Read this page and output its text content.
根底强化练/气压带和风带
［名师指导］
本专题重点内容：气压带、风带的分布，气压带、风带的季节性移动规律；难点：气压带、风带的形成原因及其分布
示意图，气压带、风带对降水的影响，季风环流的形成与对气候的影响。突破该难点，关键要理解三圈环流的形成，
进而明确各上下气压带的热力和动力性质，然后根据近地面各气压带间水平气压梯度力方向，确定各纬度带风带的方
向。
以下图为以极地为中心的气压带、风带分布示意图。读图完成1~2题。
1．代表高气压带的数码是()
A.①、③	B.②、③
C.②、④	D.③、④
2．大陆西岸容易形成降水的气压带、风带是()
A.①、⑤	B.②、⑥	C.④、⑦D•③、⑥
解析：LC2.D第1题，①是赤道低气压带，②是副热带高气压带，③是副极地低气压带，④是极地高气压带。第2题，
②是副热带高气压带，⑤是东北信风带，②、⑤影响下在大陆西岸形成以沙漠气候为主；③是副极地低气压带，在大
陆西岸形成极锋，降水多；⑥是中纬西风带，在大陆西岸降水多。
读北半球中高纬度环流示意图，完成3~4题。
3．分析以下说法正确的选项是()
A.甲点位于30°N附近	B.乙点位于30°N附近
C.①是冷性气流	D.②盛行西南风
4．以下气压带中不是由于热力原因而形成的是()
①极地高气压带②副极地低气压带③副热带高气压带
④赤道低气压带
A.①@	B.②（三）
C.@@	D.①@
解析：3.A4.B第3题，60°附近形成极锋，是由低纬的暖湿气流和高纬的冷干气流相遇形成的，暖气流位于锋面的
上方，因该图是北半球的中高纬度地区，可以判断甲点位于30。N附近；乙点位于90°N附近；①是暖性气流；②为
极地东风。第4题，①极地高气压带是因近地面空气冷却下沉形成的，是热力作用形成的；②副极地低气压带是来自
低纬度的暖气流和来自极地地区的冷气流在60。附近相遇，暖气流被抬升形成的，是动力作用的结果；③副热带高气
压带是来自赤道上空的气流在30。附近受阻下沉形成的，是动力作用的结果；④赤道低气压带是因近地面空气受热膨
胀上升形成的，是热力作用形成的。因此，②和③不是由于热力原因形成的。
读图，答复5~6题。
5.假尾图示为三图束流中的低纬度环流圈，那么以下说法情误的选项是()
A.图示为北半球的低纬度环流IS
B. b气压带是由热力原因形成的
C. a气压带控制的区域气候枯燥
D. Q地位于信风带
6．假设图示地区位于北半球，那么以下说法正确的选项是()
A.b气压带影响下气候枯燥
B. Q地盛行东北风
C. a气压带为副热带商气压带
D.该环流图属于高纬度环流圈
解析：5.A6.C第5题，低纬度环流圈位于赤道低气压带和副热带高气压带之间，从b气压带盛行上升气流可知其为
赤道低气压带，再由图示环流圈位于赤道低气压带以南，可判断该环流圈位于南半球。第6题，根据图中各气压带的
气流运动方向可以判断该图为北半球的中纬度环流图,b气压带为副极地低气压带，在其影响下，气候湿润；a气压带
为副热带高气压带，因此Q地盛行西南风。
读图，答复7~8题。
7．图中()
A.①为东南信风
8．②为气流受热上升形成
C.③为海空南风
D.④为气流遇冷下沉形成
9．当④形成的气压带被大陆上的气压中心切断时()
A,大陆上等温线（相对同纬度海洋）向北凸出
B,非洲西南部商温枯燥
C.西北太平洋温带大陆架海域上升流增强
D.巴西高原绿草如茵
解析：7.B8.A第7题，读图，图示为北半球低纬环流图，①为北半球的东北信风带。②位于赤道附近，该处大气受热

+---+

> _Work to complete_: Repeat all of the entries exactly.

> _Solution_:
Read this page and output its text content.
根底强化练/气压带和风带
［名师指导］
本专题重点内容：气压带、风带的分布，气压带、风带的季节性移动规律；难点：气压带、风带的形成原因及其分布
示意图，气压带、风带对降水的影响，季风环流的形成与对气候的影响。突破该难点，关键要理解三圈环流的形成，
进而明确各上下气压带的热力和动力性质，然后根据近地面各气压带间水平气压梯度力方向，确定各纬度带风带的方
向。
以下图为以极地为中心的气压带、风带分布示意图。读图完成1~2题。
1．代表高气压带的数码是()
A.①、③	B.②、③
C.②、④	D.③、④
2．大陆西岸容易形成降水的气压带、风带是()
A.①、⑤	B.②、⑥	C.④、⑦D•③、⑥
解析：LC2.D第1题，①是赤道低气压带，②是副热带高气压带，③是副极地低气压带，④是极地高气压带。第2题，
②是副热带高气压带，⑤是东北信风带，②、⑤影响下在大陆西岸形成以沙漠气候为主；③是副极地低气压带，在大
陆西岸形成极锋，降水多；⑥是中纬西风带，在大陆西岸降水多。
读北半球中高纬度环流示意图，完成3~4题。
3．分析以下说法正确的选项是()
A.甲点位于30°N附近	B.乙点位于30°N附近
C.①是冷性气流	D.②盛行西南风
4．以下气压带中不是由于热力原因而形成的是()
①极地高气压带②副极地低气压带③副热带高气压带
④赤道低气压带
A.①@	B.②（三）
C.@@	D.①@
解析：3.A4.B第3题，60°附近形成极锋，是由低纬的暖湿气流和高纬的冷干气流相遇形成的，暖气流位于锋面的
上方，因该图是北半球的中高纬度地区，可以判断甲点位于30。N附近；乙点位于90°N附近；①是暖性气流；②为
极地东风。第4题，①极地高气压带是因近地面空气冷却下沉形成的，是热力作用形成的；②副极地低气压带是来自
低纬度的暖气流和来自极地地区的冷气流在60。附近相遇，暖气流被抬升形成的，是动力作用的结果；③副热带高气
压带是来自赤道上空的气流在30。附近受阻下沉形成的，是动力作用的结果；④赤道低气压带是因近地面空气受热膨
胀上升形成的，是热力作用形成的。因此，②和③不是由于热力原因形成的。
读图，答复5~6题。
5.假尾图示为三图束流中的低纬度环流圈，那么以下说法情误的选项是()
A.图示为北半球的低纬度环流IS
B. b气压带是由热力原因形成的
C. a气压带控制的区域气候枯燥
D. Q地位于信风带
6．假设图示地区位于北半球，那么以下说法正确的选项是()
A.b气压带影响下气候枯燥
B. Q地盛行东北风
C. a气压带为副热带商气压带
D.该环流图属于高纬度环流圈
解析：5.A6.C第5题，低纬度环流圈位于赤道低气压带和副热带高气压带之间，从b气压带盛行上升气流可知其为
赤道低气压带，再由图示环流圈位于赤道低气压带以南，可判断该环流圈位于南半球。第6题，根据图中各气压带的
气流运动方向可以判断该图为北半球的中纬度环流图,b气压带为副极地低气压带，在其影响下，气候湿润；a气压带
为副热带高气压带，因此Q地盛行西南风。
读图，答复7~8题。
7．图中()
A.①为东南信风
8．②为气流受热上升形成
C.③为海空南风
D.④为气流遇冷下沉形成
9．当④形成的气压带被大陆上的气压中心切断时()
A,大陆上等温线（相对同纬度海洋）向北凸出
B,非洲西南部商温枯燥
C.西北太平洋温带大陆架海域上升流增强
D.巴西高原绿草如茵
解析：7.B8.A第7题，读图，图示为北半球低纬环流图，①为北半球的东北信风带。②位于赤道附近，该处大气受热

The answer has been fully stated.